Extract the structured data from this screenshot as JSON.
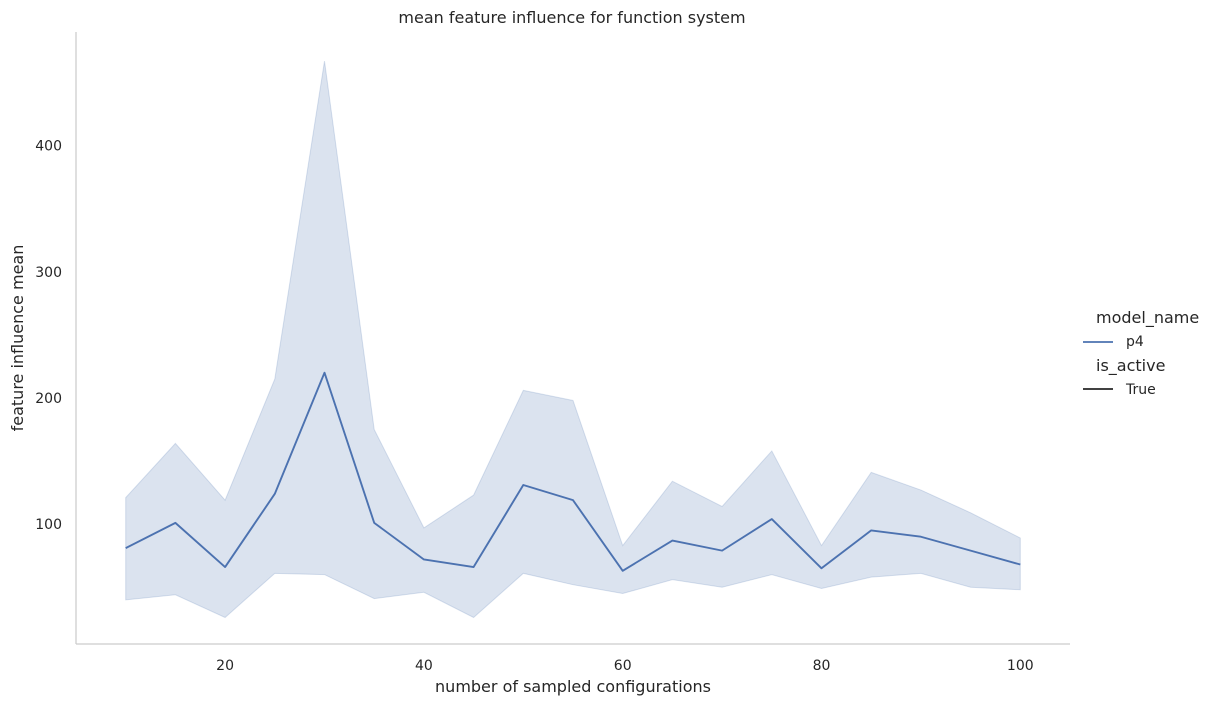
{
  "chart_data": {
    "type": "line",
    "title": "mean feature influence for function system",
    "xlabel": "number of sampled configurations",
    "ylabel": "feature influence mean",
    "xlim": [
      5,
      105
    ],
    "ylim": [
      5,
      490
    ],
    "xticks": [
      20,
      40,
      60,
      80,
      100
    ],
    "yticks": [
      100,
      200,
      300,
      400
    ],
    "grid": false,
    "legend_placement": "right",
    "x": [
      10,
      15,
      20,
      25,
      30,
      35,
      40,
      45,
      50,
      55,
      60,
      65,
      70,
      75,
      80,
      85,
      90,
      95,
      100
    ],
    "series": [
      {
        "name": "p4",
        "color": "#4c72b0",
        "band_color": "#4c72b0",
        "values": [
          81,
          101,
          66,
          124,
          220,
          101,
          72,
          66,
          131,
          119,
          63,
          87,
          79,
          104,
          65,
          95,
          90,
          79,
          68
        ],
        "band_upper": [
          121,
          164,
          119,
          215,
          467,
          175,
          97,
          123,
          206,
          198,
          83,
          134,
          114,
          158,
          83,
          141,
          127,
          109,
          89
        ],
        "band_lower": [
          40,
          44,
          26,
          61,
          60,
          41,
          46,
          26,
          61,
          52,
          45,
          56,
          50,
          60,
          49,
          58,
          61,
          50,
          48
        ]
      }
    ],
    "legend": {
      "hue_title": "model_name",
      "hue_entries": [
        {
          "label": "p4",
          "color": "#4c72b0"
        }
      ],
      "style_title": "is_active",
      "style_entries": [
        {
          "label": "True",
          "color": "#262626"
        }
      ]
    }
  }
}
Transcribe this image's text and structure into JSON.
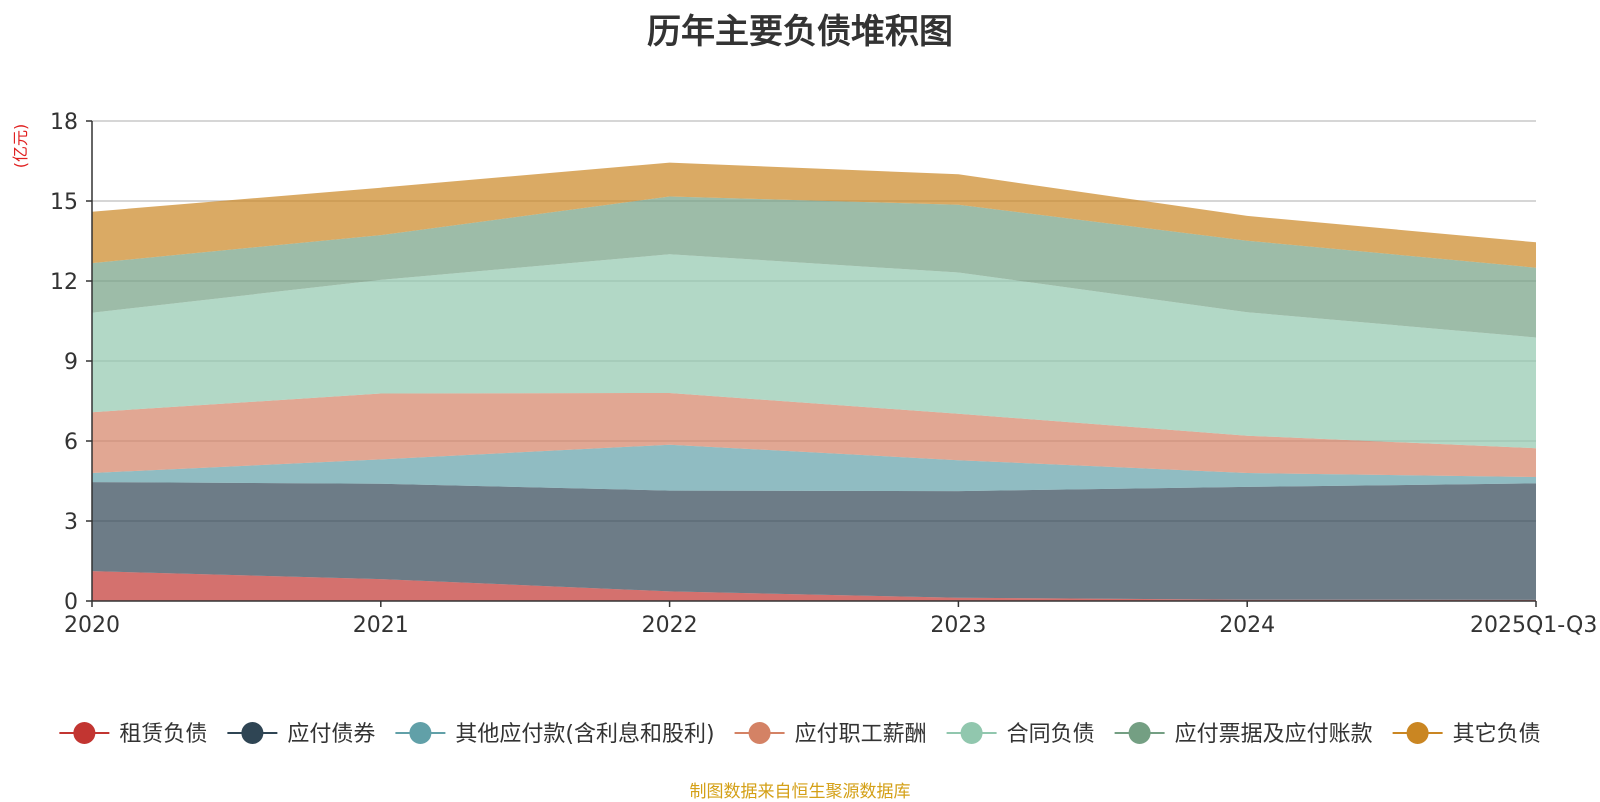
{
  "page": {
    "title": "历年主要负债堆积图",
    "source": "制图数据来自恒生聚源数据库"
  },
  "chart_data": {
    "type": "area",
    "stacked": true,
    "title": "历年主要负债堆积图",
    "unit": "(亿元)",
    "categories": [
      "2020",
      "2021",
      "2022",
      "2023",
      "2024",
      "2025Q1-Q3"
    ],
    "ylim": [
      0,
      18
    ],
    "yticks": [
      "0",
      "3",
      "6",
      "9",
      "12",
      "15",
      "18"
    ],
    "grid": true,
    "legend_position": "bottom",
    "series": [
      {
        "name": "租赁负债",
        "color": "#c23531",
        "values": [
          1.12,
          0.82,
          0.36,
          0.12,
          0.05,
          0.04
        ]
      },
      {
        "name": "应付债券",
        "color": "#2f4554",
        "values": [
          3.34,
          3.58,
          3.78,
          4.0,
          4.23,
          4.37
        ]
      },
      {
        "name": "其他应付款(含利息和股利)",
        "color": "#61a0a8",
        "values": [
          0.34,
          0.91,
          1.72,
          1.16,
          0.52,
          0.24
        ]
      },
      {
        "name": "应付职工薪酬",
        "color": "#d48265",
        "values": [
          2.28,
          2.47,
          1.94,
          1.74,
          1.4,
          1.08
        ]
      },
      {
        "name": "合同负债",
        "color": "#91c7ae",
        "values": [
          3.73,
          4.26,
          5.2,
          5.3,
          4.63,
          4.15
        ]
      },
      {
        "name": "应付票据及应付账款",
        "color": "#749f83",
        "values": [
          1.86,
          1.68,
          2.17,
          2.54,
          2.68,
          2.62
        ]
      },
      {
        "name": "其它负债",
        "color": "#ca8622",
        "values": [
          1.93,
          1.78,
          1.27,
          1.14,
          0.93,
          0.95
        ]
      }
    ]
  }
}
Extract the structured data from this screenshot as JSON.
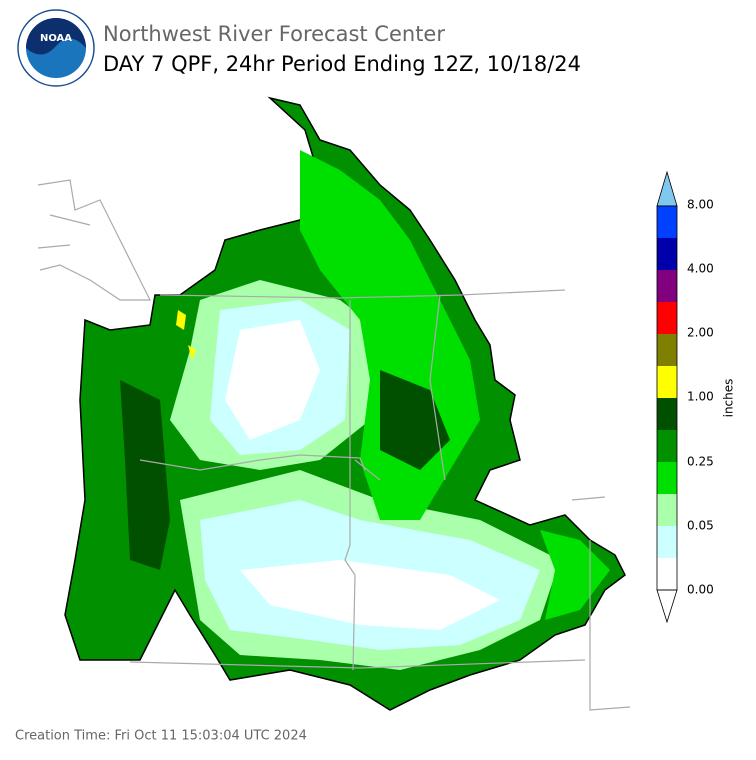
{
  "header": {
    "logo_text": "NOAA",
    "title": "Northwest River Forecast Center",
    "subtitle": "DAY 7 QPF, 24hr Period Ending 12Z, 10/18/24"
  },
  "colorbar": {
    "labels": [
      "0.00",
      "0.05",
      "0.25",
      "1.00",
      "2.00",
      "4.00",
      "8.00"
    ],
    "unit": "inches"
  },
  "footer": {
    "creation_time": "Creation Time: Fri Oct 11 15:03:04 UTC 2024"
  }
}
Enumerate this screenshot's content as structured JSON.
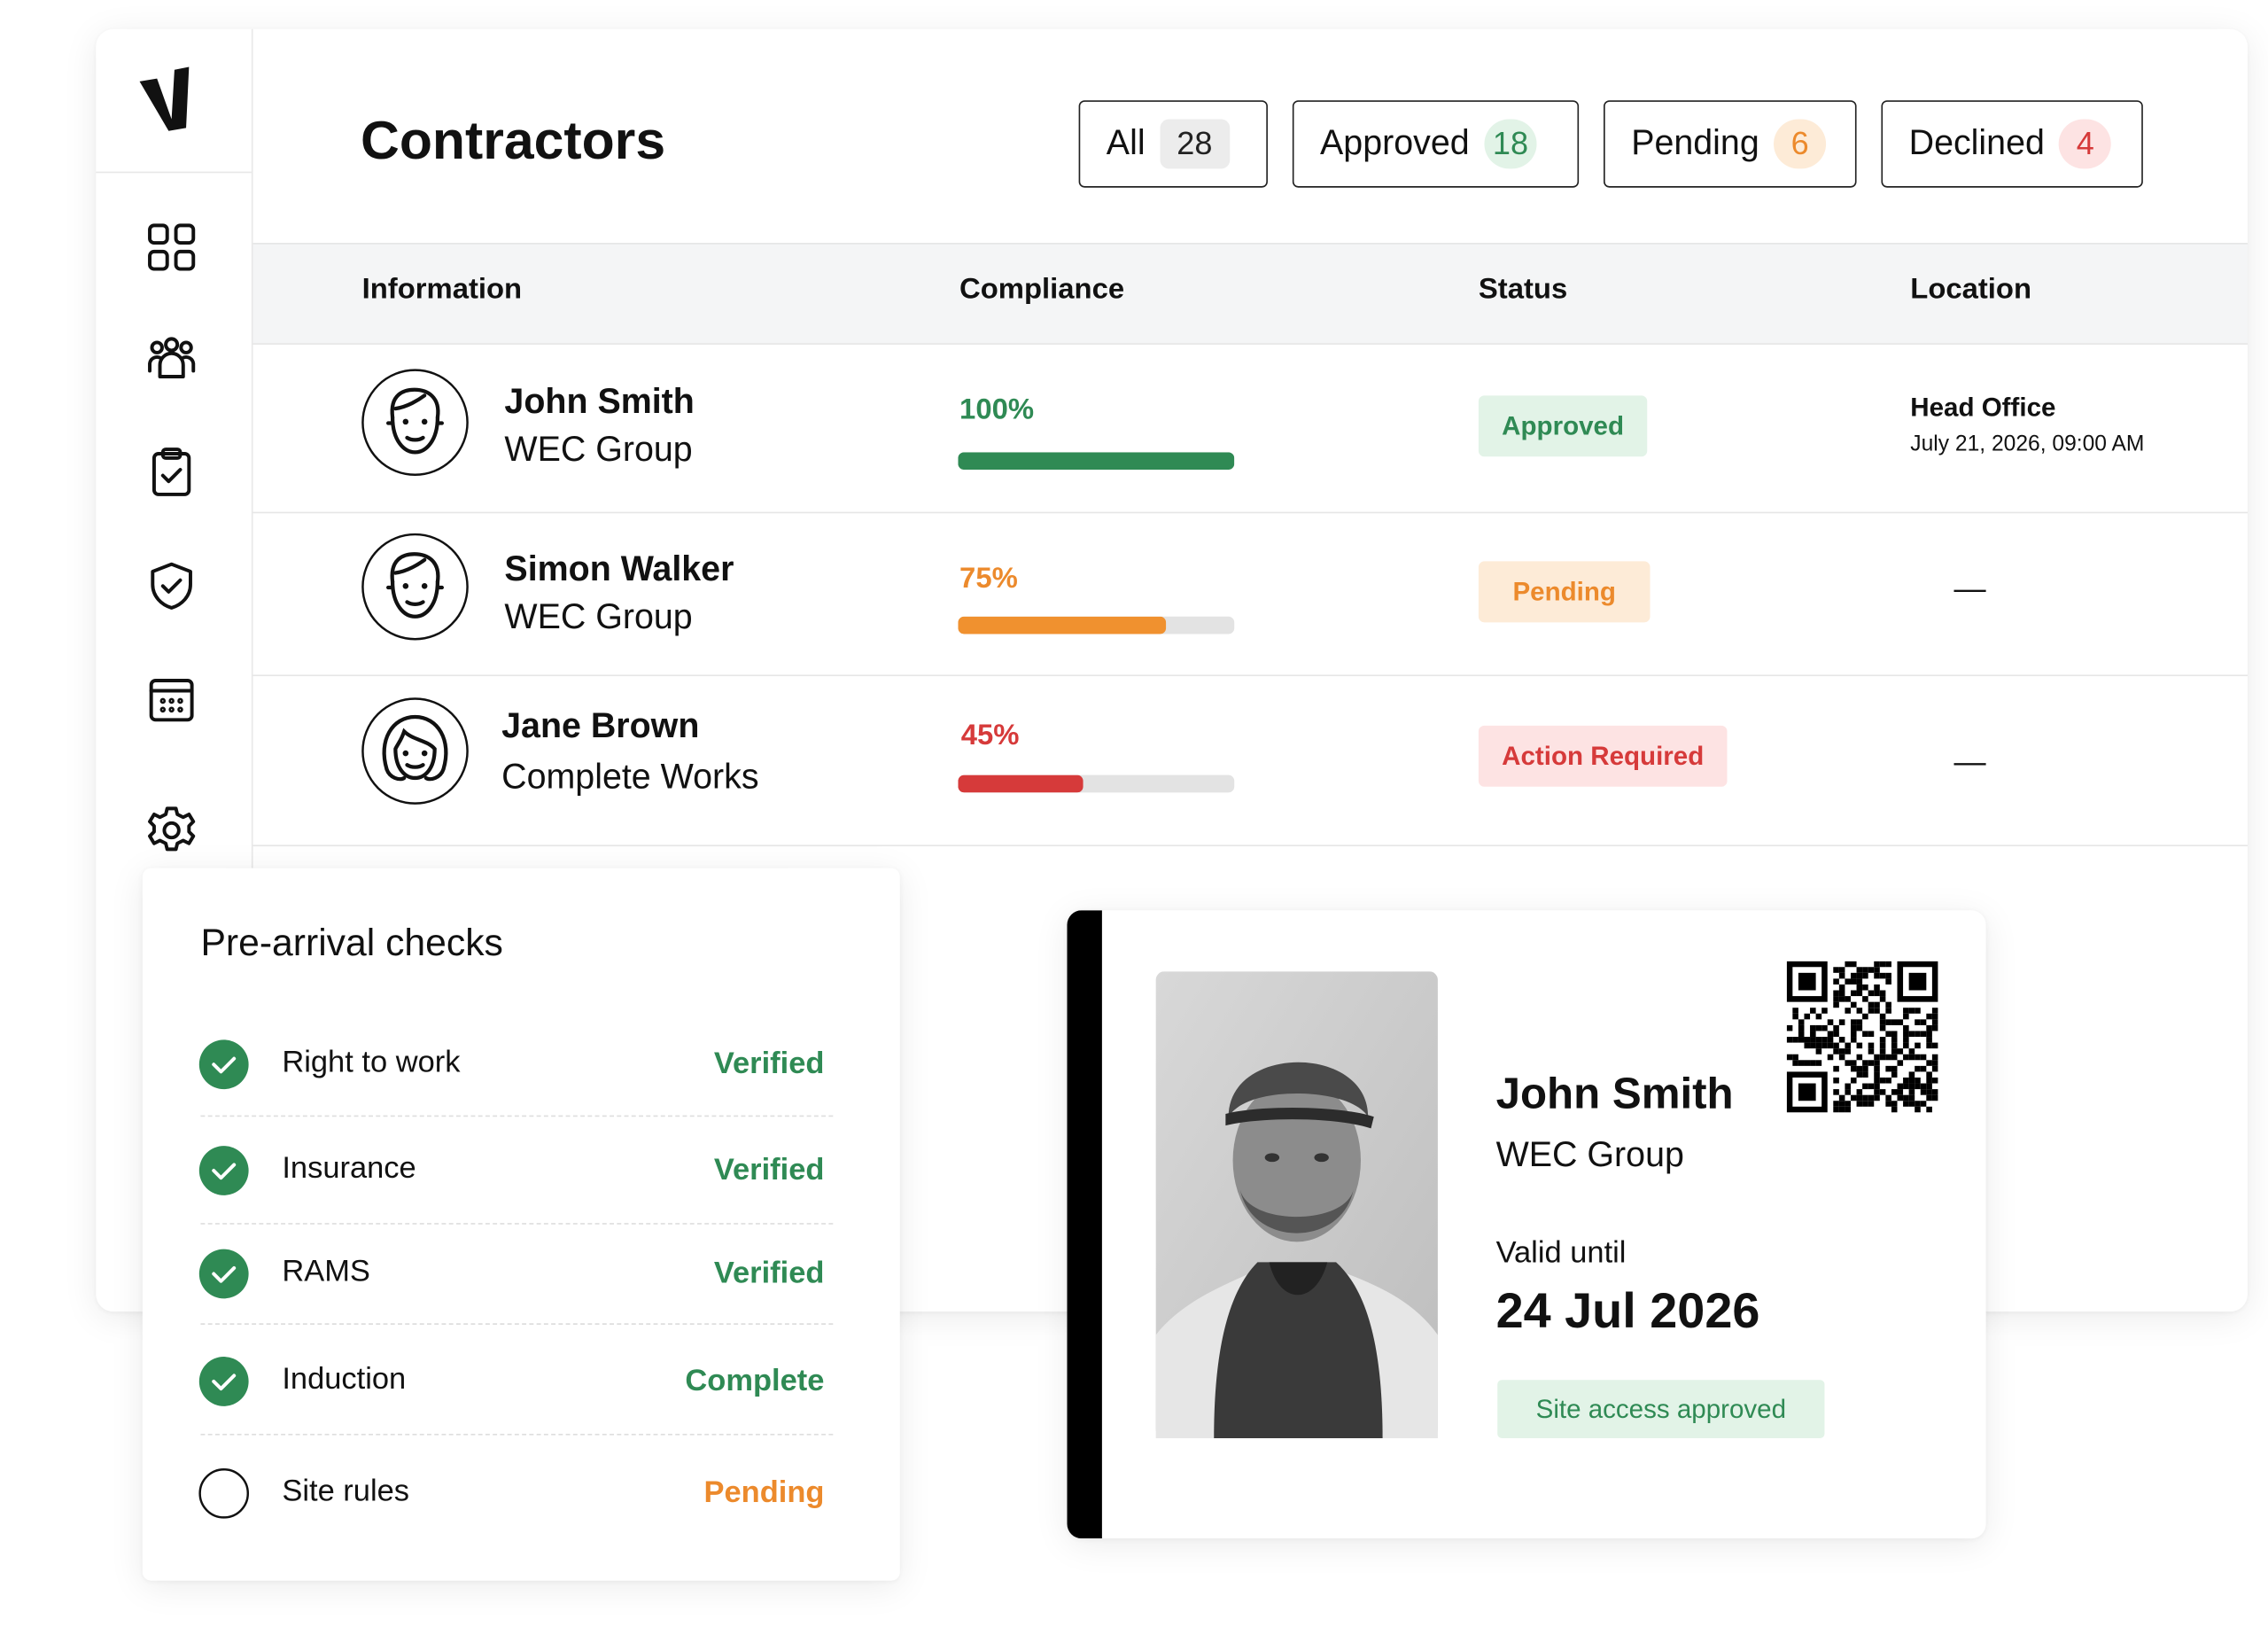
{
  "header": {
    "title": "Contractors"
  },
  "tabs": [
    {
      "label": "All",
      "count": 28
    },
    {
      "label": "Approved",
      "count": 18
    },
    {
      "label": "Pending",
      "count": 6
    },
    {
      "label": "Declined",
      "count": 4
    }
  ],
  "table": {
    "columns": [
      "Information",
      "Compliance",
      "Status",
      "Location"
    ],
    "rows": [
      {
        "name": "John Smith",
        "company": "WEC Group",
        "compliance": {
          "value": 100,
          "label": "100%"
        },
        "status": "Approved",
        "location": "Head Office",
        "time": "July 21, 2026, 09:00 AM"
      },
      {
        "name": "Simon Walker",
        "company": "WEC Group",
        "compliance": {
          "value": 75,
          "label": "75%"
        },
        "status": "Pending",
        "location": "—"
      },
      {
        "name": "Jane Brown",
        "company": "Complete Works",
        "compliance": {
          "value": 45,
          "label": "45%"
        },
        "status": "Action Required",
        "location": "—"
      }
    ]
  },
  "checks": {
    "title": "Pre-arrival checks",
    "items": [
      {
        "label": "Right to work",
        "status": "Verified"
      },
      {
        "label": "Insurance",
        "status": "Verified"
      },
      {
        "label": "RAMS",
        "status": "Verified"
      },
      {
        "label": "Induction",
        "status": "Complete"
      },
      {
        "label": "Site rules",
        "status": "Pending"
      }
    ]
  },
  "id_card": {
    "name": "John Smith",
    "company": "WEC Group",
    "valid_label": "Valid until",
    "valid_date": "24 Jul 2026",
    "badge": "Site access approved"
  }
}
__________________________________________________
> _GIVEN INSTRUCTION_
Which lines contain the word "mean"? Return each of them.

> _ANSWER TO THE PROBLEM_
    "title": "mean feature influence for function system",
    "ylabel": "feature influence mean",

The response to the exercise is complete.